• GIVEN TASK: According to the Texas power text, what set off the chain of events that left almost half the state in the dark?

• SOURCE:
▼

Texas opted for the energy market model. However, other factors intervened to prevent prices from being right. In particular, heavy subsidies for renewables have systematically depressed prices, thereby undercutting the incentives to invest in thermal generation, and the right kind of thermal generation. This can lead to much bigger price spikes than would have occurred otherwise–especially when intermittent renewables output plunges.
Thus, a systematic downward price distortion can greatly exacerbate upward price spikes in a pure energy model. That, in a nutshell, is the reason for Texas’s recent (extreme) unhappiness.
As more information becomes available, it is clear that the initiator of the chain of events that left almost half the state in the dark for hours was a plunge in wind generation due to the freezing of wind turbines. Initially, combined cycle gas generation ramped up output dramatically to replace the lost wind output. But these resources could not sustain this effort because the cold-related disruptions in gas production, transmission, and distribution turned the gas generators into fuel limited resources. The generators hadn’t broken down, but couldn’t obtain the fuel necessary to operate.
It is certainly arguable that Texas should have recognized that the distortion in prices that arose from subsidization of wind (primarily at the federal level) that bore no relationship whatsoever to the social cost of carbon made it necessary to implement the kapacity market kludge, or some other counterbalance to the subsidy-driven wrong prices. It didn’t, and that will be the subject of intense debate for months and years to come.
It is essential to recognize however, that the underlying reason why a kludge may be necessary is that the price wasn’t right due to government intervention. When deciding how to change the system going forward, those interventions–and their elimination–should be front and center in the analysis and debate, rather than treated as sacrosanct.
There is also the issue of state contingent capacity. That is, the availability of certain kinds of capacity in certain states of the world. In electricity, the states of the world that matter are disproportionately weather-related. Usually in Texas you think of hot weather as being the state that matters, but obviously cold weather matters too.
It appears that the weatherization of power plants per se was less of an issue last week than the weatherization of fuel supplies upstream from the power plants. It is an interesting question regarding the authority of ERCOT–the operator of the Texas grid–extends to mandating the technology utilized by gas producers. My (superficial) understanding is that it is unlikely to, and that any attempt to do so would lead to a regulatory turf battle (with the Texas Railroad Commission, which regulates gas and oil wells in Texas, and maybe FERC).
There is also the question of whether in an energy only market generators would have the right incentive to secure fuel supplies from sources that are more immune to temperature shocks than Texas’s proved to be last week. Since such immunity does not come for free, generator contracts with fuel suppliers would require a price premium to obtain less weather-vulnerable supplies, and presumably a liability mechanism to penalize non-performance. The price premium is likely to be non-trivial. I have seen estimates that weatherizing Texas wells would cost on the order of $6-$9 million per well—which would double or more than the cost of a well. Further, it would be necessary to incur additional costs to protect pipelines and gas processing facilities.
In an energy only market, the ability to sell at high prices during supply shortfalls would provide the incentive to secure supplies that allow producing during extreme weather events. The question then becomes whether this benefit times the probability of an extreme event is larger or smaller than the (non-trivial) cost of weatherizing fuel supply.

▲

• RAW RECORDS:
▼

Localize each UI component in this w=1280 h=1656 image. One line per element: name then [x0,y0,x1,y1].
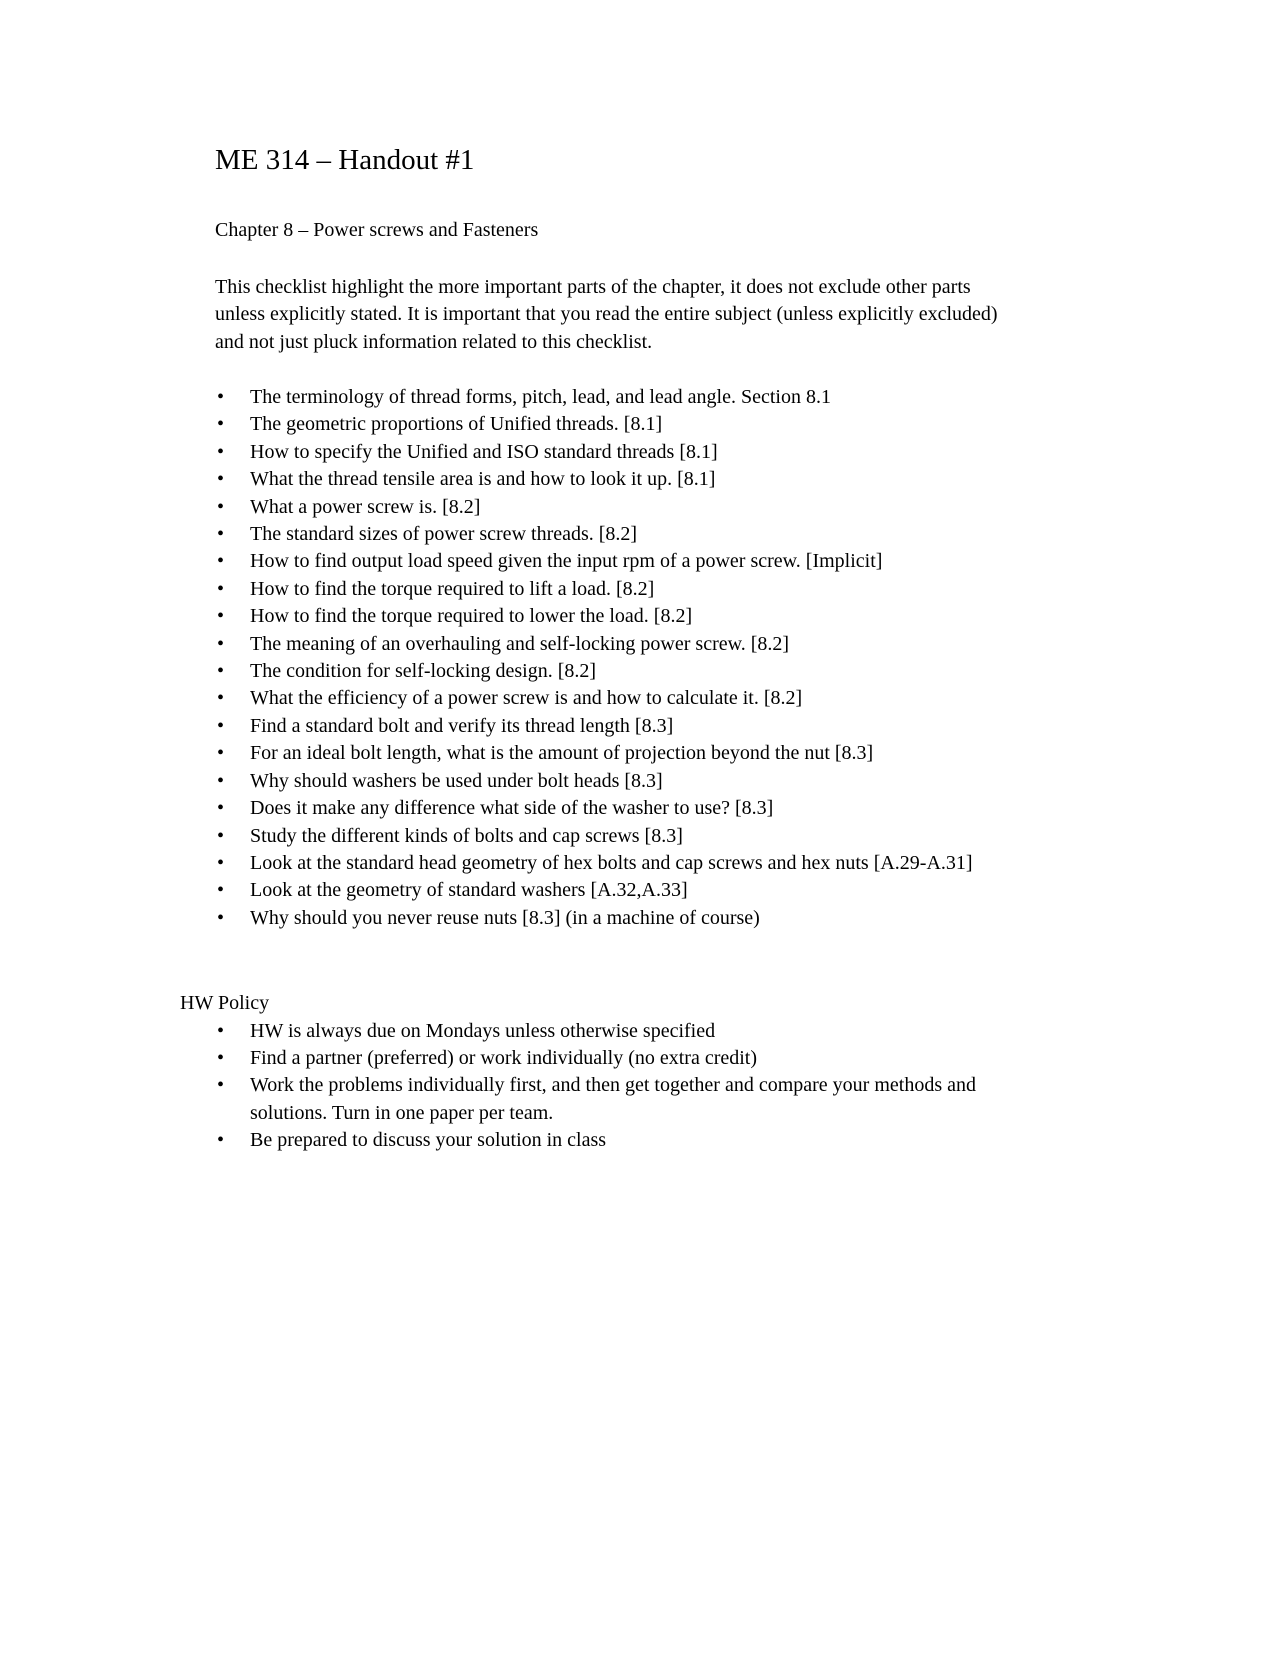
checklist-item: • Look at the standard head geometry of hex bolts and cap screws and hex nuts [A.29-A.31] [215,850,1015,877]
checklist-item: • The meaning of an overhauling and self-locking power screw. [8.2] [215,631,1015,658]
checklist-item: • How to find the torque required to lift a load. [8.2] [215,576,1015,603]
checklist-item: • Find a standard bolt and verify its thread length [8.3] [215,713,1015,740]
checklist-item: • For an ideal bolt length, what is the amount of projection beyond the nut [8.3] [215,740,1015,767]
hw-policy-item: • Work the problems individually first, and then get together and compare your methods and solutions. Turn in one paper per team. [215,1072,1015,1127]
checklist-item: • The standard sizes of power screw threads. [8.2] [215,521,1015,548]
checklist-item: • What the efficiency of a power screw is and how to calculate it. [8.2] [215,685,1015,712]
hw-policy-heading: HW Policy [180,992,270,1015]
checklist-item: • Why should you never reuse nuts [8.3] (in a machine of course) [215,905,1015,932]
checklist-item: • The terminology of thread forms, pitch, lead, and lead angle. Section 8.1 [215,384,1015,411]
hw-policy-item: • HW is always due on Mondays unless otherwise specified [215,1018,1015,1045]
document-title: ME 314 – Handout #1 [215,144,475,176]
checklist-item: • Look at the geometry of standard washers [A.32,A.33] [215,877,1015,904]
checklist-item: • What a power screw is. [8.2] [215,494,1015,521]
checklist-item: • Study the different kinds of bolts and cap screws [8.3] [215,823,1015,850]
checklist-item: • How to find the torque required to lower the load. [8.2] [215,603,1015,630]
checklist [215,384,1015,932]
intro-paragraph: This checklist highlight the more important parts of the chapter, it does not exclude other parts unless explicitly stated. It is important that you read the entire subject (unless explicitly excluded) and not just pluck information related to this checklist. [215,275,998,353]
checklist-item: • Does it make any difference what side of the washer to use? [8.3] [215,795,1015,822]
checklist-item: • Why should washers be used under bolt heads [8.3] [215,768,1015,795]
checklist-item: • The condition for self-locking design. [8.2] [215,658,1015,685]
hw-policy-item: • Find a partner (preferred) or work individually (no extra credit) [215,1045,1015,1072]
checklist-item: • What the thread tensile area is and how to look it up. [8.1] [215,466,1015,493]
checklist-item: • How to specify the Unified and ISO standard threads [8.1] [215,439,1015,466]
hw-policy-item: • Be prepared to discuss your solution in class [215,1127,1015,1154]
checklist-item: • The geometric proportions of Unified threads. [8.1] [215,411,1015,438]
checklist-item: • How to find output load speed given the input rpm of a power screw. [Implicit] [215,548,1015,575]
chapter-heading: Chapter 8 – Power screws and Fasteners [215,219,539,241]
hw-policy-list [215,1018,1015,1155]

▲

• ANSWER TO THE EXERCISE: A plunge in wind generation caused by frozen wind turbines.